» Exercise directions:
Transcribe only the stretch of lines that opens with the line containing "Type out the text in this image." and closes with the last line of the listing, skipping pictures.

+++ Data supplied

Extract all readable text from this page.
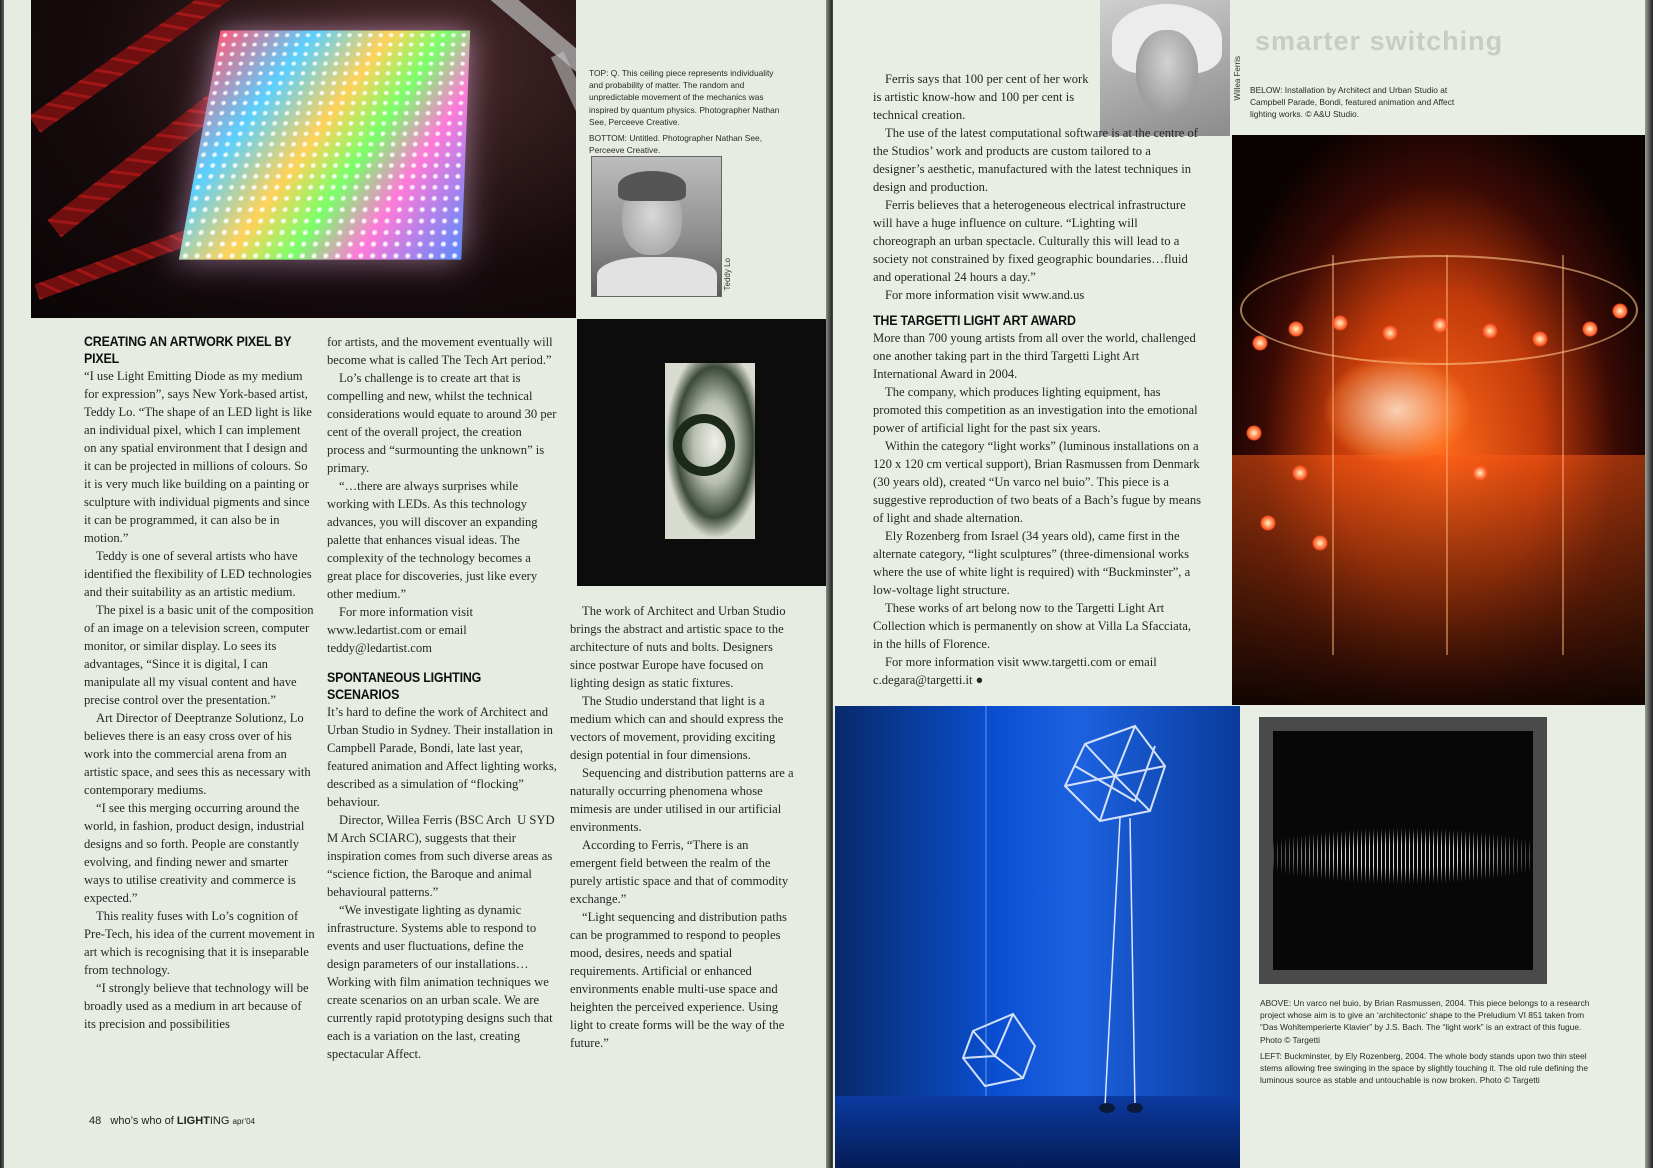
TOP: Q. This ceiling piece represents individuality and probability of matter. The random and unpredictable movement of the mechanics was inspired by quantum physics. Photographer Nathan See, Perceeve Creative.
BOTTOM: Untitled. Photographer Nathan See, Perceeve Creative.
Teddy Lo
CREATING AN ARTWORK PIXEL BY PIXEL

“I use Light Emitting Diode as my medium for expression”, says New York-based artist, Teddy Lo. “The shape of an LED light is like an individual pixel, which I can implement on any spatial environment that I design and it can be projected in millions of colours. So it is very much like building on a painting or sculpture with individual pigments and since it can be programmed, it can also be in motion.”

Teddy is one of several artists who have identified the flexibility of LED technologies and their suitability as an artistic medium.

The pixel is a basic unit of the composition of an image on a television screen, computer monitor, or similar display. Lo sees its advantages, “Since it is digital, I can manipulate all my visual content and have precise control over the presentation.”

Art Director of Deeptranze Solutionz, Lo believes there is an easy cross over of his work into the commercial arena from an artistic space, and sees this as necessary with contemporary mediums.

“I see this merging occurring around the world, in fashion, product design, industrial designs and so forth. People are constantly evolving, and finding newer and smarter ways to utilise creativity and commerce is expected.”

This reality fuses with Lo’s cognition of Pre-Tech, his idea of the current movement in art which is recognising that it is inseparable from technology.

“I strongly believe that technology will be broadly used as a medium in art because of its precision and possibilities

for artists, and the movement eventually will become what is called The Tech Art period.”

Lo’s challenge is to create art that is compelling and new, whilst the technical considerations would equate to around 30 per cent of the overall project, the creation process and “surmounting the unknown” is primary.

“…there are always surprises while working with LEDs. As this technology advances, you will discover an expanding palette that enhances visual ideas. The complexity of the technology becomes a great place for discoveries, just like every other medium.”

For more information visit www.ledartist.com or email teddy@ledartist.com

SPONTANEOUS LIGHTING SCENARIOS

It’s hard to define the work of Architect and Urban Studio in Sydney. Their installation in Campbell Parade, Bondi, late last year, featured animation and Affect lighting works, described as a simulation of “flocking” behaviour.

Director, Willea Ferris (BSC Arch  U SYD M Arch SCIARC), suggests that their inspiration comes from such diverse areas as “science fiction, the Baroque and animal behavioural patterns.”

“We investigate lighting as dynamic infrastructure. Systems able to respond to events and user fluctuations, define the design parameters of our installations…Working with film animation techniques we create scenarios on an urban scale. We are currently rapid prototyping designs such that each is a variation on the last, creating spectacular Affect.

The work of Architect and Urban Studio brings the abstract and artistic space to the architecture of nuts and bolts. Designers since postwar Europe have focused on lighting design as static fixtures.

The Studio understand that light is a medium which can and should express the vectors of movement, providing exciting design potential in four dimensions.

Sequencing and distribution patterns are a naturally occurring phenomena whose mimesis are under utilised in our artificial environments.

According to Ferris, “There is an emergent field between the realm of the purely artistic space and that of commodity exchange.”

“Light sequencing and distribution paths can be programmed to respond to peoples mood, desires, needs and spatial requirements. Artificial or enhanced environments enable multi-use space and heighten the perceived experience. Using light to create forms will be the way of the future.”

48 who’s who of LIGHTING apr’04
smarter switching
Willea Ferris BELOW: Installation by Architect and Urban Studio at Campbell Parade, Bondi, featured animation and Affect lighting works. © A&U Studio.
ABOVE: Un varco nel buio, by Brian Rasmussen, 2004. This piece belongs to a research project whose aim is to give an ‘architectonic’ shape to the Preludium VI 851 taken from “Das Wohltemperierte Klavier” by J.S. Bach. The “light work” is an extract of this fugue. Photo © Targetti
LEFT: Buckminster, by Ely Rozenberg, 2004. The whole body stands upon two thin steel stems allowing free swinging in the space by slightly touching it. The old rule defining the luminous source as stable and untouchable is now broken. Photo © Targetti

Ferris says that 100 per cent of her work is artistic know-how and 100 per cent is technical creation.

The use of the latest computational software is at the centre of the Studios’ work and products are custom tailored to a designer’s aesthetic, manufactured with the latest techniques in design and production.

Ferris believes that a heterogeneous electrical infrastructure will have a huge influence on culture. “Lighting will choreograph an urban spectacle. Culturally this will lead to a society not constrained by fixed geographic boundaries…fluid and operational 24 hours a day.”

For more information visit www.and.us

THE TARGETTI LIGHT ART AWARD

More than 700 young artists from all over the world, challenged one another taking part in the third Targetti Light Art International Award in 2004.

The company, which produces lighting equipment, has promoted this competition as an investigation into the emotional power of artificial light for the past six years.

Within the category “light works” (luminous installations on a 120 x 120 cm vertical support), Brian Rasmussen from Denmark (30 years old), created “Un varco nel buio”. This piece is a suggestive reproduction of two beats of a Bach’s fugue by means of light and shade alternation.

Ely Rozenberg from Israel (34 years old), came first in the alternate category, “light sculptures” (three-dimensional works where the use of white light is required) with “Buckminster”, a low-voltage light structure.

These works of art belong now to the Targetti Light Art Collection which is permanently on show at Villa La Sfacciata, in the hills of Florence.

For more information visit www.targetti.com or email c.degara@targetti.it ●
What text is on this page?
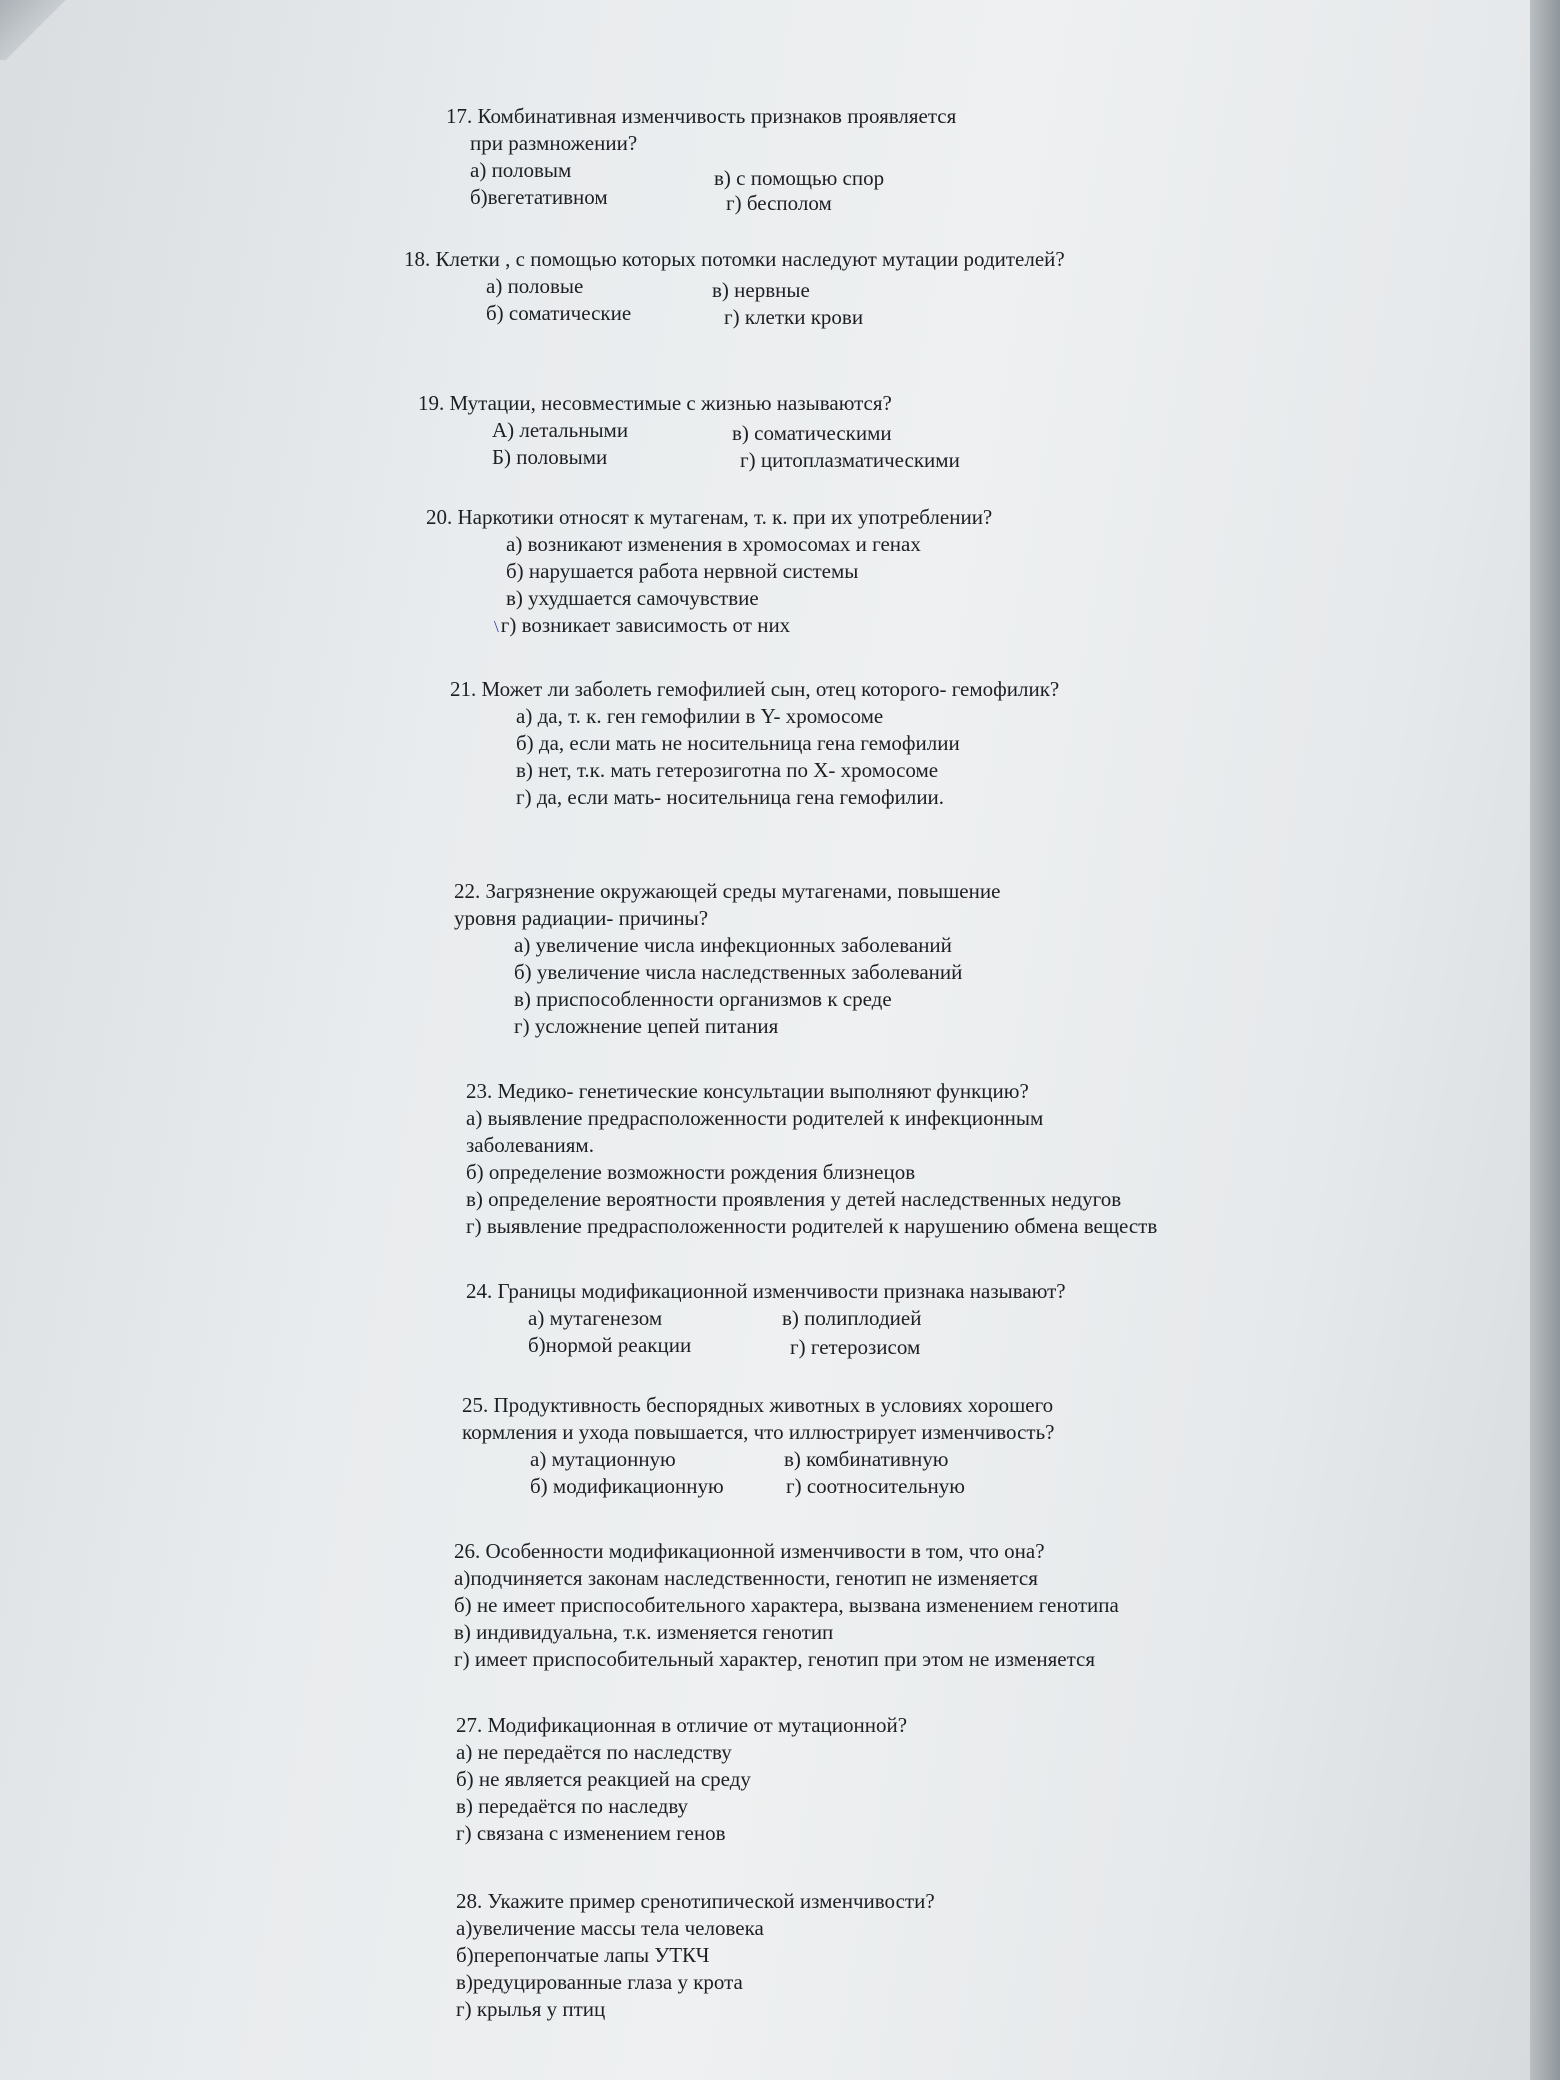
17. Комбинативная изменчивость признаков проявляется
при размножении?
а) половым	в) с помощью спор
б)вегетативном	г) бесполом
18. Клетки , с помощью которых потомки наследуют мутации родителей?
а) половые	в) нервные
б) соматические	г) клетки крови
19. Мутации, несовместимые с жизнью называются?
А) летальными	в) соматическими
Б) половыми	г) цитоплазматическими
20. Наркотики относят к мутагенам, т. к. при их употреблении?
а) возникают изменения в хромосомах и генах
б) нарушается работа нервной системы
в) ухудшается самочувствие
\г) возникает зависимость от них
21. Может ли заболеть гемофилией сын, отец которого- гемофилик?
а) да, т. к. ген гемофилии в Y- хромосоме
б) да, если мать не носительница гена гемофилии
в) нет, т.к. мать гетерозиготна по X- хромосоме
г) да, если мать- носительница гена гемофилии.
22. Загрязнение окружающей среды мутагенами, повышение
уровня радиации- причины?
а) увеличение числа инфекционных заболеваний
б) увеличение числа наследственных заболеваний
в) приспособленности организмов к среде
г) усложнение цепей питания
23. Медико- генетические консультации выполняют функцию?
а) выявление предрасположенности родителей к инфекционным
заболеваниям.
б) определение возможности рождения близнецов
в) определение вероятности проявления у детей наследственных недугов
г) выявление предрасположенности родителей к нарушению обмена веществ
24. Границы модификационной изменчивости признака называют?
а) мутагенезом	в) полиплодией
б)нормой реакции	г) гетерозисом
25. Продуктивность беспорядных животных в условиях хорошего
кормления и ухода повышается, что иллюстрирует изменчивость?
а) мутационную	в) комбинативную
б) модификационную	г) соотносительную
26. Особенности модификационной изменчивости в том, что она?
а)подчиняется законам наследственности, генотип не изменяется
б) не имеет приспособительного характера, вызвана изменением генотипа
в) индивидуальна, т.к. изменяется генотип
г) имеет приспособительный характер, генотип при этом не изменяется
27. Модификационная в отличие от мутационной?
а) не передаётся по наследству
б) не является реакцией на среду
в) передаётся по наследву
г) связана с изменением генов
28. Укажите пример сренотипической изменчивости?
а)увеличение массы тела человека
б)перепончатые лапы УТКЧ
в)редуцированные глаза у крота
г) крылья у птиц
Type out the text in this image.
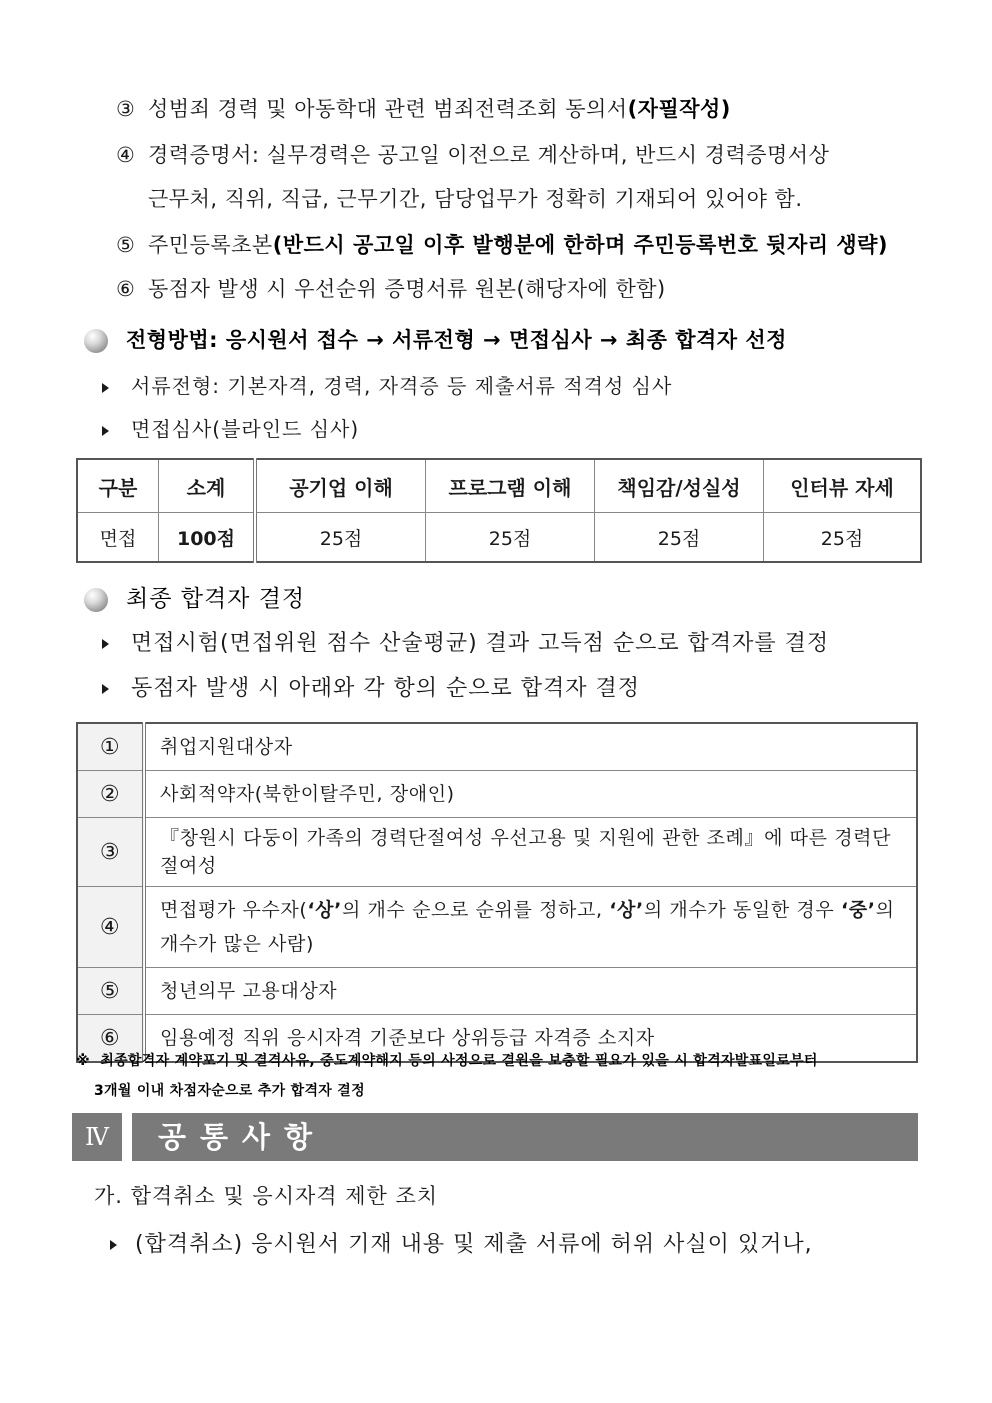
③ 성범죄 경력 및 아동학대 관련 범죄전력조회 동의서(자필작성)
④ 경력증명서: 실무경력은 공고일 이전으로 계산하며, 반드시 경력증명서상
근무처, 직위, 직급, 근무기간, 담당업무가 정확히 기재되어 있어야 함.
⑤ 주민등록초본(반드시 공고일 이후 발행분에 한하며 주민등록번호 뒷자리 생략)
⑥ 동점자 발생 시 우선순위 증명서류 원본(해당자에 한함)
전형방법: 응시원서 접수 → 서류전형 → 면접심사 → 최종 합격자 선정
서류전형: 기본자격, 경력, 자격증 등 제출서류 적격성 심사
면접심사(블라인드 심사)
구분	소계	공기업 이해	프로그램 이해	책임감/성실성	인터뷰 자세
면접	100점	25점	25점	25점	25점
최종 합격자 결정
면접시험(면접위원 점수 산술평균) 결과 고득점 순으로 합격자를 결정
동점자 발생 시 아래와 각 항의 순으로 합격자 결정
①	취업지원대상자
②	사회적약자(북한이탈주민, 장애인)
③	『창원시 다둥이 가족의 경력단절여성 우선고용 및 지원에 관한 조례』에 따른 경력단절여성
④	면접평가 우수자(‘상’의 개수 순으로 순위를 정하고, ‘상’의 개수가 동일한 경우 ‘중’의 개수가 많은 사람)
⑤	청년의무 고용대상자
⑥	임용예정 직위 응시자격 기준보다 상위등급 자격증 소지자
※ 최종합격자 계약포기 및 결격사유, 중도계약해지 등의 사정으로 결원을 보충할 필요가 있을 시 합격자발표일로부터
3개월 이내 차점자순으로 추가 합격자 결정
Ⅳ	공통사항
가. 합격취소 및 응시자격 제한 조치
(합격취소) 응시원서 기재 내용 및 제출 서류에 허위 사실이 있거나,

++++++

» Output below:
Type out the text in this image.
③ 성범죄 경력 및 아동학대 관련 범죄전력조회 동의서(자필작성)
④ 경력증명서: 실무경력은 공고일 이전으로 계산하며, 반드시 경력증명서상
근무처, 직위, 직급, 근무기간, 담당업무가 정확히 기재되어 있어야 함.
⑤ 주민등록초본(반드시 공고일 이후 발행분에 한하며 주민등록번호 뒷자리 생략)
⑥ 동점자 발생 시 우선순위 증명서류 원본(해당자에 한함)
전형방법: 응시원서 접수 → 서류전형 → 면접심사 → 최종 합격자 선정
서류전형: 기본자격, 경력, 자격증 등 제출서류 적격성 심사
면접심사(블라인드 심사)
구분	소계	공기업 이해	프로그램 이해	책임감/성실성	인터뷰 자세
면접	100점	25점	25점	25점	25점
최종 합격자 결정
면접시험(면접위원 점수 산술평균) 결과 고득점 순으로 합격자를 결정
동점자 발생 시 아래와 각 항의 순으로 합격자 결정
①	취업지원대상자
②	사회적약자(북한이탈주민, 장애인)
③	『창원시 다둥이 가족의 경력단절여성 우선고용 및 지원에 관한 조례』에 따른 경력단절여성
④	면접평가 우수자(‘상’의 개수 순으로 순위를 정하고, ‘상’의 개수가 동일한 경우 ‘중’의 개수가 많은 사람)
⑤	청년의무 고용대상자
⑥	임용예정 직위 응시자격 기준보다 상위등급 자격증 소지자
※ 최종합격자 계약포기 및 결격사유, 중도계약해지 등의 사정으로 결원을 보충할 필요가 있을 시 합격자발표일로부터
3개월 이내 차점자순으로 추가 합격자 결정
Ⅳ	공통사항
가. 합격취소 및 응시자격 제한 조치
(합격취소) 응시원서 기재 내용 및 제출 서류에 허위 사실이 있거나,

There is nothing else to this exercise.